* begin Records for the task *

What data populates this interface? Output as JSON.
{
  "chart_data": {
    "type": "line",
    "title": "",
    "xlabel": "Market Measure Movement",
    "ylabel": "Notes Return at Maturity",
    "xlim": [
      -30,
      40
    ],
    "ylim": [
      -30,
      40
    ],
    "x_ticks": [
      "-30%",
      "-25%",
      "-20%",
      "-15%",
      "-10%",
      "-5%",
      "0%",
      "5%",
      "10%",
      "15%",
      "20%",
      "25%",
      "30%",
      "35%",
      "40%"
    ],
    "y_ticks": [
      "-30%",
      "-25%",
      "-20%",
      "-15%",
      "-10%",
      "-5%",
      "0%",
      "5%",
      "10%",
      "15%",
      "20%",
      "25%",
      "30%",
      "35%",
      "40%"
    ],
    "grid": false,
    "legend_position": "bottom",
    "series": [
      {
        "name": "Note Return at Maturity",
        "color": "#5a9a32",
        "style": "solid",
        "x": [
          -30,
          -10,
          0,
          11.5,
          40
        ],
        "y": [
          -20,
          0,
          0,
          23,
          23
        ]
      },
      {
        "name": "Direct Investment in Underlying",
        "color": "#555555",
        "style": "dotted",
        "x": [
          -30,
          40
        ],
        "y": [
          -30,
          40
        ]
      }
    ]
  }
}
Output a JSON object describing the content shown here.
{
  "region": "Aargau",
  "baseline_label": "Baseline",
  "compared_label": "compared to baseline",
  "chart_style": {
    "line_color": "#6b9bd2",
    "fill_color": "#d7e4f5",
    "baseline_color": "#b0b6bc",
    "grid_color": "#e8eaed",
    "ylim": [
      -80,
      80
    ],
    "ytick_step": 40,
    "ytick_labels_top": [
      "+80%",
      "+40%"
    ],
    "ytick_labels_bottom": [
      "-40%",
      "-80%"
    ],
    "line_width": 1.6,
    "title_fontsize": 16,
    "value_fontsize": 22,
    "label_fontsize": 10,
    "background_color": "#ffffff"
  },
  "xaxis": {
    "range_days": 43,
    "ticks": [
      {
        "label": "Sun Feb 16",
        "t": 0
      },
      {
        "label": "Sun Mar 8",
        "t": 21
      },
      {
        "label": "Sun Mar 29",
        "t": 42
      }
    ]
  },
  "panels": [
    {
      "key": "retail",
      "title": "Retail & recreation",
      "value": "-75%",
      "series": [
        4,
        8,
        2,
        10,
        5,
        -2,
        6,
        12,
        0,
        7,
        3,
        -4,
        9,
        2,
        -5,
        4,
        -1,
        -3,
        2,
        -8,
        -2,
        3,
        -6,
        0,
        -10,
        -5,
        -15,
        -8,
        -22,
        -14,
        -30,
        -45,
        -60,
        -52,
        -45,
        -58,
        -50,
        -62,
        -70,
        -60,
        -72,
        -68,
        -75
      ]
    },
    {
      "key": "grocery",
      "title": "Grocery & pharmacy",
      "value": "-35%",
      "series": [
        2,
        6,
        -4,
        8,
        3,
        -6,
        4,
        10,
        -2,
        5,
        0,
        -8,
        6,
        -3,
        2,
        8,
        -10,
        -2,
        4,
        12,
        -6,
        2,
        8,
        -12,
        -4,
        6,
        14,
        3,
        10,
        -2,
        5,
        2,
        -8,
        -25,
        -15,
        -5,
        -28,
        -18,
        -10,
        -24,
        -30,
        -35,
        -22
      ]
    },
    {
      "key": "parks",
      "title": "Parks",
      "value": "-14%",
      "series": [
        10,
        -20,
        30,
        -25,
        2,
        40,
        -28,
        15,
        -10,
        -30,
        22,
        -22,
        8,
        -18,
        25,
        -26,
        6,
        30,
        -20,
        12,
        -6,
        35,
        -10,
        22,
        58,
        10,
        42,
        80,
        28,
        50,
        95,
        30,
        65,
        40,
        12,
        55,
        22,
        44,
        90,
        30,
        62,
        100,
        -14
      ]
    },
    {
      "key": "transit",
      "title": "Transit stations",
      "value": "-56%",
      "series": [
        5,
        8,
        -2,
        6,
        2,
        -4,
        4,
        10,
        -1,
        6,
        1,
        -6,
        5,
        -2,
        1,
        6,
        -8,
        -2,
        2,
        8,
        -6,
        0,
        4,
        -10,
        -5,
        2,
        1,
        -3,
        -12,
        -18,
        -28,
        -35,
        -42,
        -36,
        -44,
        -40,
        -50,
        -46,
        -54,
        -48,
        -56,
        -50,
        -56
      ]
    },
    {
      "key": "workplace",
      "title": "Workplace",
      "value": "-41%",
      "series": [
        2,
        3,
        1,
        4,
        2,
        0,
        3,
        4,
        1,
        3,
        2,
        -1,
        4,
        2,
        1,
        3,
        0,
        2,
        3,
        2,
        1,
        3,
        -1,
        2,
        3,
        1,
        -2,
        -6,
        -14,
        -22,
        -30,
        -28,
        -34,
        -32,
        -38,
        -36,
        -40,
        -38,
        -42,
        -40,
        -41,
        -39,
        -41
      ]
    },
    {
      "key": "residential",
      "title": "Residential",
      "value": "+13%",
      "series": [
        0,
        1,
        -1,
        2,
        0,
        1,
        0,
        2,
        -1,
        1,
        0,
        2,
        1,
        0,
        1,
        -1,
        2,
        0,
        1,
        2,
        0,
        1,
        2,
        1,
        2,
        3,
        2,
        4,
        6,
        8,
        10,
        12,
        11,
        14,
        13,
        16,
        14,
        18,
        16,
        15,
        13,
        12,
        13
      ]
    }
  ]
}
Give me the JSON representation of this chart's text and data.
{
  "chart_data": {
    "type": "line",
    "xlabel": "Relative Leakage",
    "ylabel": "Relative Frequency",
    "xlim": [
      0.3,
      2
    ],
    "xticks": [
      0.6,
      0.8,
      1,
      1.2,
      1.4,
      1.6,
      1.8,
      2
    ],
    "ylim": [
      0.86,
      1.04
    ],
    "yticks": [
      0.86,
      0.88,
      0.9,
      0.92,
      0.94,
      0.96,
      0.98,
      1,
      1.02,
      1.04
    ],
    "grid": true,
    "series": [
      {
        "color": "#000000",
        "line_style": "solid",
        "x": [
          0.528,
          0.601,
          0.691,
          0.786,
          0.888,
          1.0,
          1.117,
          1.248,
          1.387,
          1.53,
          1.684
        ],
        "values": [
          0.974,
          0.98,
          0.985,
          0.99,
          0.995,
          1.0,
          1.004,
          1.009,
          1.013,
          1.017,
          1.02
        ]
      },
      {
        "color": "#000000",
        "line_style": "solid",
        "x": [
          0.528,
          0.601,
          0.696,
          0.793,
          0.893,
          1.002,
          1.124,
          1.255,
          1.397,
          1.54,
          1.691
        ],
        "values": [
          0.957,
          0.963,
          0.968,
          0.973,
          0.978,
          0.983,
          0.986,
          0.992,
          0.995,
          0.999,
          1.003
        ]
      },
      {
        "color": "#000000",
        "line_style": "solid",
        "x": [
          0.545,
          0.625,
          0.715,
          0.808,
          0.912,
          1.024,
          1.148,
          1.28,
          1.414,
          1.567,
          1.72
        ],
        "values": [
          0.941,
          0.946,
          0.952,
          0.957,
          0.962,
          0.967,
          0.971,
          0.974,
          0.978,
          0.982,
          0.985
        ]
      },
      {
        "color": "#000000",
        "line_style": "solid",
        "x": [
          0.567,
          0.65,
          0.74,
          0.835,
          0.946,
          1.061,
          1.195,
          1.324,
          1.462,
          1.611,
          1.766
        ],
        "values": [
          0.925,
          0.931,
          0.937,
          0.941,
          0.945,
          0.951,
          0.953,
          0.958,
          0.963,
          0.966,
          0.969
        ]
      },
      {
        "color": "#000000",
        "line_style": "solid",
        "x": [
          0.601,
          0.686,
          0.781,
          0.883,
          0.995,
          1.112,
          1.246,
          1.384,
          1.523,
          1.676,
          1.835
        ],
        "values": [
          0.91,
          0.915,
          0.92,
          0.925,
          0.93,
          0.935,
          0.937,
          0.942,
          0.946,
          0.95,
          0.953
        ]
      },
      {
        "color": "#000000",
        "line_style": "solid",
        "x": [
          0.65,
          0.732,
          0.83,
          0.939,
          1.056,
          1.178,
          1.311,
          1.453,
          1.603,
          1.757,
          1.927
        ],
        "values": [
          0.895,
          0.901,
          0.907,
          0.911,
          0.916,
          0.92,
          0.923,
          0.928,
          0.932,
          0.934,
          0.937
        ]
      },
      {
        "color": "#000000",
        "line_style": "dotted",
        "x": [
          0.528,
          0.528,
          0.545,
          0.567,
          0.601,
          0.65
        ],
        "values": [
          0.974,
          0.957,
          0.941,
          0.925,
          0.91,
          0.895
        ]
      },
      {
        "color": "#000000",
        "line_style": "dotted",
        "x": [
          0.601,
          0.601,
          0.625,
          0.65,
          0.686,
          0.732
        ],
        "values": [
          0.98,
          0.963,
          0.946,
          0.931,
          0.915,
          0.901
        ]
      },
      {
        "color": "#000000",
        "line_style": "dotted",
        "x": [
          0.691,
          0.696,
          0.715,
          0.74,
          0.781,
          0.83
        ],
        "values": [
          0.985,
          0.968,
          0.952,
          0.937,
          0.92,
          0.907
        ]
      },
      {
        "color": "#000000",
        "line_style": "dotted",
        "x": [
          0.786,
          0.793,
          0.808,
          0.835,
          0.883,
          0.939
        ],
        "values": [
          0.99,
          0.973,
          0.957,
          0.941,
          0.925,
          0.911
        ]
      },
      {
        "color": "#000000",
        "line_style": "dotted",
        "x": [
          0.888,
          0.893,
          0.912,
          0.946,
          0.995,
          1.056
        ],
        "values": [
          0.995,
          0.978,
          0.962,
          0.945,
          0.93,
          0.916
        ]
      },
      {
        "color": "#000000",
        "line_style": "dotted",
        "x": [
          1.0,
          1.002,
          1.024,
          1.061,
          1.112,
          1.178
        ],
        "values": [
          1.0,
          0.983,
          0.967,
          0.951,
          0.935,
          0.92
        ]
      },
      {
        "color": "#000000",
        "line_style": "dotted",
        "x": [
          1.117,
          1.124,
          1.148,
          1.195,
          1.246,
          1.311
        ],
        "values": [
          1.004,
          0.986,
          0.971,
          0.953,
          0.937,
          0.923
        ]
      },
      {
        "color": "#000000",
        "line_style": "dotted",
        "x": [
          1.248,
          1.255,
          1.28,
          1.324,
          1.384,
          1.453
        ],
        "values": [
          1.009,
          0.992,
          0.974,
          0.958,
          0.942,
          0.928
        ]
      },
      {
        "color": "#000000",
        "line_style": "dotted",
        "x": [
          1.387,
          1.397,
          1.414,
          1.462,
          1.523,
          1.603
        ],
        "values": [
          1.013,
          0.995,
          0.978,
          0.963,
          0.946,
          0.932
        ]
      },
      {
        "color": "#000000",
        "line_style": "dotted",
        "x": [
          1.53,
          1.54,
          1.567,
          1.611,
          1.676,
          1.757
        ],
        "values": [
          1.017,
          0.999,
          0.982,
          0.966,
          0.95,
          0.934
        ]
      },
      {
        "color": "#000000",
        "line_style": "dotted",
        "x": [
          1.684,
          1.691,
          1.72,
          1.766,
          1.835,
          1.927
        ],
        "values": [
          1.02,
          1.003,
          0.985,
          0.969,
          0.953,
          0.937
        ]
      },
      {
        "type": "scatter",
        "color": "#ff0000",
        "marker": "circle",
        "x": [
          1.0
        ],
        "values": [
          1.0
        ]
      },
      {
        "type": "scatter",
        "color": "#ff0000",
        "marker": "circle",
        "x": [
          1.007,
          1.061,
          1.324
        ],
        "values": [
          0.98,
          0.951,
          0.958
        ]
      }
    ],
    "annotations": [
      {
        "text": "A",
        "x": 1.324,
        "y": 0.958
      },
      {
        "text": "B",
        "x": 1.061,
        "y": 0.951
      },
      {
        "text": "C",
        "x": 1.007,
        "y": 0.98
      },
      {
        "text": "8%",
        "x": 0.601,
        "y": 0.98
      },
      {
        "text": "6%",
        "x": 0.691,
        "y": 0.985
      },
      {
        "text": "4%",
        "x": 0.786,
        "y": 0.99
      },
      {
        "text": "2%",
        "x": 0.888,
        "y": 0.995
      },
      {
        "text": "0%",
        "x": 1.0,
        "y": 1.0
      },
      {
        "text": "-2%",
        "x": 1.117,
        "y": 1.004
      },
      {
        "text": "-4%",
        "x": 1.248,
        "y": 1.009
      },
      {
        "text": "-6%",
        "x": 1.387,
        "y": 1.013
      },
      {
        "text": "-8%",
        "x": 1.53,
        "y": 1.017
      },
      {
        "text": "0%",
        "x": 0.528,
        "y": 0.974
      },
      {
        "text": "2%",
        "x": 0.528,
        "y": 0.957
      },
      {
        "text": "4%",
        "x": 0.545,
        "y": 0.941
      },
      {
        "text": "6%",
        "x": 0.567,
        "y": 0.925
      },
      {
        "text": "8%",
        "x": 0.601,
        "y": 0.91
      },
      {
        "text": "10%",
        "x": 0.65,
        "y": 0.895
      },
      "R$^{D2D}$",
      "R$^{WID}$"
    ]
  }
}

* end Records for the task *

Each line above that holds the string "Relative" should be copied and shown.

    "xlabel": "Relative Leakage",
    "ylabel": "Relative Frequency",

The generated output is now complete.